* WHAT YOU SHOULD DO:
Reproduce the following article on keeping home farming alive after the Covid-19 pandemic in full, word for word.

* SOURCE TEXT:
Content starts

Maintenance of a growth in home farming as the Covid-19 pandemic winds down is the goal for an agricultural business this year.

Chris Faria, the owner of the AgraLiving Institute, a sustainable farming business, said Covid-19 restrictions propelled people towards the business after he started it in September 2020.

But he added that, as people became used to regular grocery shopping again, the biggest challenge was to keep the green thumb movement alive.

Mr Faria said: “When we first started, we were getting oversubscribed to our workshops.

“Now it takes a lot of marketing to just get a few people because already we are comfortable again.”

He added: “Everybody’s had the experience after lockdown of going to the grocery store with your mask on and not being sure what you’ll find inside.

“That little bit of insecurity did scare people.”

“But now that little bit of fear has subsided and we’re just eager to get back to the way things were — even though they weren’t working anyway.”

Chris Faria (Photograph by Akil Simmons)

The AgraLiving Institute offers classes and consultation on sustainable farming techniques.

Mr Faria said that many residents had learnt first-hand how fragile food security in Bermuda was.

He added that the realisation, combined with the desire to take up new hobbies, inspired many to start home gardening.

But Mr Faria said: “Fear causes people to make quick decisions, but it doesn’t cause sustainable lifestyle changes.

“To change behaviours, I think it needs to be more positive.”

Mr Faria said that he hoped to keep people interested in farming by reminders on how educational and useful it could be.

Content ends

* STUDY MATERIAL:
Content starts

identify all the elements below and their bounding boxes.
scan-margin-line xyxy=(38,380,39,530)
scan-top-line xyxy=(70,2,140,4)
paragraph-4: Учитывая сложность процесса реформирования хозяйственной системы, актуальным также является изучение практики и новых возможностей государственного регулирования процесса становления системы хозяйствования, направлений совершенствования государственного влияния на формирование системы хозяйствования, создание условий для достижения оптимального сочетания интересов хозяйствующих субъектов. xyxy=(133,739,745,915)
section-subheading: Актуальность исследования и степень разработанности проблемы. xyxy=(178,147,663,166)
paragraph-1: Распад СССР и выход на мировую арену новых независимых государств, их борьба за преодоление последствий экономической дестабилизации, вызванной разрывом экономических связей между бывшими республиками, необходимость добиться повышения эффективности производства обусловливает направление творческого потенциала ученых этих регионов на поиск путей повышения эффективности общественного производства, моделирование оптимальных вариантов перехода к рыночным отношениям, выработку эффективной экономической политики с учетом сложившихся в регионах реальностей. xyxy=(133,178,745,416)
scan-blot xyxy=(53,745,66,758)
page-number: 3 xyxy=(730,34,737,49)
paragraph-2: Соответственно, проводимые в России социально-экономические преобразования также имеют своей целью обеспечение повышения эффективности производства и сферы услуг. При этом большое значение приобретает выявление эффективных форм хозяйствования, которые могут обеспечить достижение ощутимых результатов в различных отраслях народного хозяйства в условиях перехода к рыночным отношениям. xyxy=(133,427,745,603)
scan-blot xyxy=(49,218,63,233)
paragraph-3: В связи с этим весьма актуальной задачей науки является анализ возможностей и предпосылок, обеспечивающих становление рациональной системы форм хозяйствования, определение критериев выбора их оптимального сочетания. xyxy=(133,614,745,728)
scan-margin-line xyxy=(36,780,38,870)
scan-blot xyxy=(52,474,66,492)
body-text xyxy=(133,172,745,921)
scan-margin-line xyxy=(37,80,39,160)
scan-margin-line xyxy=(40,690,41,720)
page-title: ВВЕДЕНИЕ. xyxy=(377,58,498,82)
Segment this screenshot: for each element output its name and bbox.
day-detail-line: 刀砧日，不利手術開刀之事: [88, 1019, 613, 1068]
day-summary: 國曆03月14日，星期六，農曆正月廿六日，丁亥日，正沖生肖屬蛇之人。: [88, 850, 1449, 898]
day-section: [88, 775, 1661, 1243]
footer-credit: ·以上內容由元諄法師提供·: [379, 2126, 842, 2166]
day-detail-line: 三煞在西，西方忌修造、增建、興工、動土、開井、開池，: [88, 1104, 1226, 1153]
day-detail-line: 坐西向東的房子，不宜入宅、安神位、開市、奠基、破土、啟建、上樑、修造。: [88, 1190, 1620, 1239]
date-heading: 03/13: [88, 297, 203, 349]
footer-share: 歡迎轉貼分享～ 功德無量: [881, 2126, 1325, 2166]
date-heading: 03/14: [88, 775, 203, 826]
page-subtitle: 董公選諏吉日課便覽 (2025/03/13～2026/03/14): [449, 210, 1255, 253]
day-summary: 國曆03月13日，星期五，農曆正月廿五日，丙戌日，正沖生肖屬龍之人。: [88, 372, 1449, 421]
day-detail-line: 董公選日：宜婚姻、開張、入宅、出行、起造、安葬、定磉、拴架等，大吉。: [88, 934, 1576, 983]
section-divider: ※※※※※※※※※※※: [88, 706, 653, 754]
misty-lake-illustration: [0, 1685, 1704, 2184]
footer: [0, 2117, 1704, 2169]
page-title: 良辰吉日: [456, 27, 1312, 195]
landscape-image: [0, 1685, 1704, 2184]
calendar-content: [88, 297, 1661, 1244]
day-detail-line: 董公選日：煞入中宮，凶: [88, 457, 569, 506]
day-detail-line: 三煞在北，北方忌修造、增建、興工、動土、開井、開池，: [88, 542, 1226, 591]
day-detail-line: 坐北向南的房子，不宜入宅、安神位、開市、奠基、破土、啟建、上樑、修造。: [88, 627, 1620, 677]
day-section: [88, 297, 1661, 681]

Content ends

* RESULT:
Maintenance of a growth in home farming as the Covid-19 pandemic winds down is the goal for an agricultural business this year.

Chris Faria, the owner of the AgraLiving Institute, a sustainable farming business, said Covid-19 restrictions propelled people towards the business after he started it in September 2020.

But he added that, as people became used to regular grocery shopping again, the biggest challenge was to keep the green thumb movement alive.

Mr Faria said: “When we first started, we were getting oversubscribed to our workshops.

“Now it takes a lot of marketing to just get a few people because already we are comfortable again.”

He added: “Everybody’s had the experience after lockdown of going to the grocery store with your mask on and not being sure what you’ll find inside.

“That little bit of insecurity did scare people.”

“But now that little bit of fear has subsided and we’re just eager to get back to the way things were — even though they weren’t working anyway.”

Chris Faria (Photograph by Akil Simmons)

The AgraLiving Institute offers classes and consultation on sustainable farming techniques.

Mr Faria said that many residents had learnt first-hand how fragile food security in Bermuda was.

He added that the realisation, combined with the desire to take up new hobbies, inspired many to start home gardening.

But Mr Faria said: “Fear causes people to make quick decisions, but it doesn’t cause sustainable lifestyle changes.

“To change behaviours, I think it needs to be more positive.”

Mr Faria said that he hoped to keep people interested in farming by reminders on how educational and useful it could be.